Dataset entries
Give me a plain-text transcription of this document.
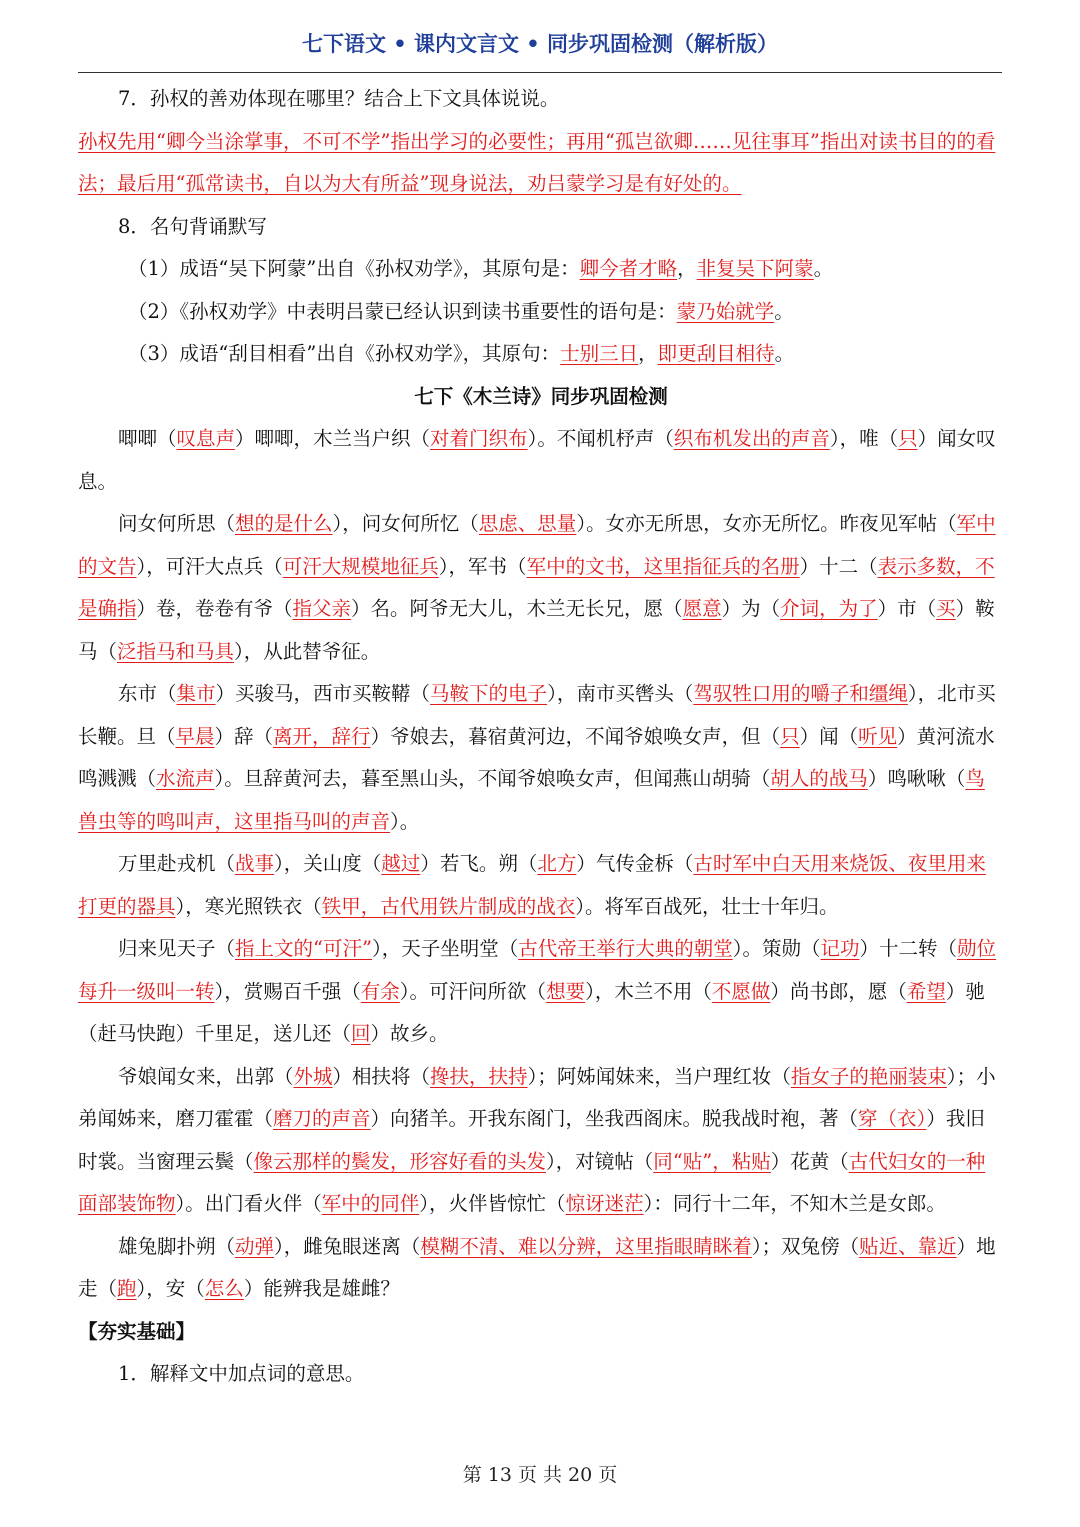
七下语文 • 课内文言文 • 同步巩固检测（解析版）

7．孙权的善劝体现在哪里？结合上下文具体说说。

孙权先用“卿今当涂掌事，不可不学”指出学习的必要性；再用“孤岂欲卿……见往事耳”指出对读书目的的看法；最后用“孤常读书，自以为大有所益”现身说法，劝吕蒙学习是有好处的。

8．名句背诵默写

（1）成语“吴下阿蒙”出自《孙权劝学》，其原句是：卿今者才略，非复吴下阿蒙。

（2）《孙权劝学》中表明吕蒙已经认识到读书重要性的语句是：蒙乃始就学。

（3）成语“刮目相看”出自《孙权劝学》，其原句：士别三日，即更刮目相待。

七下《木兰诗》同步巩固检测

唧唧（叹息声）唧唧，木兰当户织（对着门织布）。不闻机杼声（织布机发出的声音），唯（只）闻女叹息。

问女何所思（想的是什么），问女何所忆（思虑、思量）。女亦无所思，女亦无所忆。昨夜见军帖（军中的文告），可汗大点兵（可汗大规模地征兵），军书（军中的文书，这里指征兵的名册）十二（表示多数，不是确指）卷，卷卷有爷（指父亲）名。阿爷无大儿，木兰无长兄，愿（愿意）为（介词，为了）市（买）鞍马（泛指马和马具），从此替爷征。

东市（集市）买骏马，西市买鞍鞯（马鞍下的电子），南市买辔头（驾驭牲口用的嚼子和缰绳），北市买长鞭。旦（早晨）辞（离开，辞行）爷娘去，暮宿黄河边，不闻爷娘唤女声，但（只）闻（听见）黄河流水鸣溅溅（水流声）。旦辞黄河去，暮至黑山头，不闻爷娘唤女声，但闻燕山胡骑（胡人的战马）鸣啾啾（鸟兽虫等的鸣叫声，这里指马叫的声音）。

万里赴戎机（战事），关山度（越过）若飞。朔（北方）气传金柝（古时军中白天用来烧饭、夜里用来打更的器具），寒光照铁衣（铁甲，古代用铁片制成的战衣）。将军百战死，壮士十年归。

归来见天子（指上文的“可汗”），天子坐明堂（古代帝王举行大典的朝堂）。策勋（记功）十二转（勋位每升一级叫一转），赏赐百千强（有余）。可汗问所欲（想要），木兰不用（不愿做）尚书郎，愿（希望）驰（赶马快跑）千里足，送儿还（回）故乡。

爷娘闻女来，出郭（外城）相扶将（搀扶，扶持）；阿姊闻妹来，当户理红妆（指女子的艳丽装束）；小弟闻姊来，磨刀霍霍（磨刀的声音）向猪羊。开我东阁门，坐我西阁床。脱我战时袍，著（穿（衣））我旧时裳。当窗理云鬓（像云那样的鬓发，形容好看的头发），对镜帖（同“贴”，粘贴）花黄（古代妇女的一种面部装饰物）。出门看火伴（军中的同伴），火伴皆惊忙（惊讶迷茫）：同行十二年，不知木兰是女郎。

雄兔脚扑朔（动弹），雌兔眼迷离（模糊不清、难以分辨，这里指眼睛眯着）；双兔傍（贴近、靠近）地走（跑），安（怎么）能辨我是雄雌？

【夯实基础】

1．解释文中加点词的意思。

第 13 页 共 20 页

What you should do
Transcribe the listing in full and omit the pictures.

Response
Give me a plain-text transcription of this document.
七下语文 • 课内文言文 • 同步巩固检测（解析版）

7．孙权的善劝体现在哪里？结合上下文具体说说。

孙权先用“卿今当涂掌事，不可不学”指出学习的必要性；再用“孤岂欲卿……见往事耳”指出对读书目的的看法；最后用“孤常读书，自以为大有所益”现身说法，劝吕蒙学习是有好处的。

8．名句背诵默写

（1）成语“吴下阿蒙”出自《孙权劝学》，其原句是：卿今者才略，非复吴下阿蒙。

（2）《孙权劝学》中表明吕蒙已经认识到读书重要性的语句是：蒙乃始就学。

（3）成语“刮目相看”出自《孙权劝学》，其原句：士别三日，即更刮目相待。

七下《木兰诗》同步巩固检测

唧唧（叹息声）唧唧，木兰当户织（对着门织布）。不闻机杼声（织布机发出的声音），唯（只）闻女叹息。

问女何所思（想的是什么），问女何所忆（思虑、思量）。女亦无所思，女亦无所忆。昨夜见军帖（军中的文告），可汗大点兵（可汗大规模地征兵），军书（军中的文书，这里指征兵的名册）十二（表示多数，不是确指）卷，卷卷有爷（指父亲）名。阿爷无大儿，木兰无长兄，愿（愿意）为（介词，为了）市（买）鞍马（泛指马和马具），从此替爷征。

东市（集市）买骏马，西市买鞍鞯（马鞍下的电子），南市买辔头（驾驭牲口用的嚼子和缰绳），北市买长鞭。旦（早晨）辞（离开，辞行）爷娘去，暮宿黄河边，不闻爷娘唤女声，但（只）闻（听见）黄河流水鸣溅溅（水流声）。旦辞黄河去，暮至黑山头，不闻爷娘唤女声，但闻燕山胡骑（胡人的战马）鸣啾啾（鸟兽虫等的鸣叫声，这里指马叫的声音）。

万里赴戎机（战事），关山度（越过）若飞。朔（北方）气传金柝（古时军中白天用来烧饭、夜里用来打更的器具），寒光照铁衣（铁甲，古代用铁片制成的战衣）。将军百战死，壮士十年归。

归来见天子（指上文的“可汗”），天子坐明堂（古代帝王举行大典的朝堂）。策勋（记功）十二转（勋位每升一级叫一转），赏赐百千强（有余）。可汗问所欲（想要），木兰不用（不愿做）尚书郎，愿（希望）驰（赶马快跑）千里足，送儿还（回）故乡。

爷娘闻女来，出郭（外城）相扶将（搀扶，扶持）；阿姊闻妹来，当户理红妆（指女子的艳丽装束）；小弟闻姊来，磨刀霍霍（磨刀的声音）向猪羊。开我东阁门，坐我西阁床。脱我战时袍，著（穿（衣））我旧时裳。当窗理云鬓（像云那样的鬓发，形容好看的头发），对镜帖（同“贴”，粘贴）花黄（古代妇女的一种面部装饰物）。出门看火伴（军中的同伴），火伴皆惊忙（惊讶迷茫）：同行十二年，不知木兰是女郎。

雄兔脚扑朔（动弹），雌兔眼迷离（模糊不清、难以分辨，这里指眼睛眯着）；双兔傍（贴近、靠近）地走（跑），安（怎么）能辨我是雄雌？

【夯实基础】

1．解释文中加点词的意思。

第 13 页 共 20 页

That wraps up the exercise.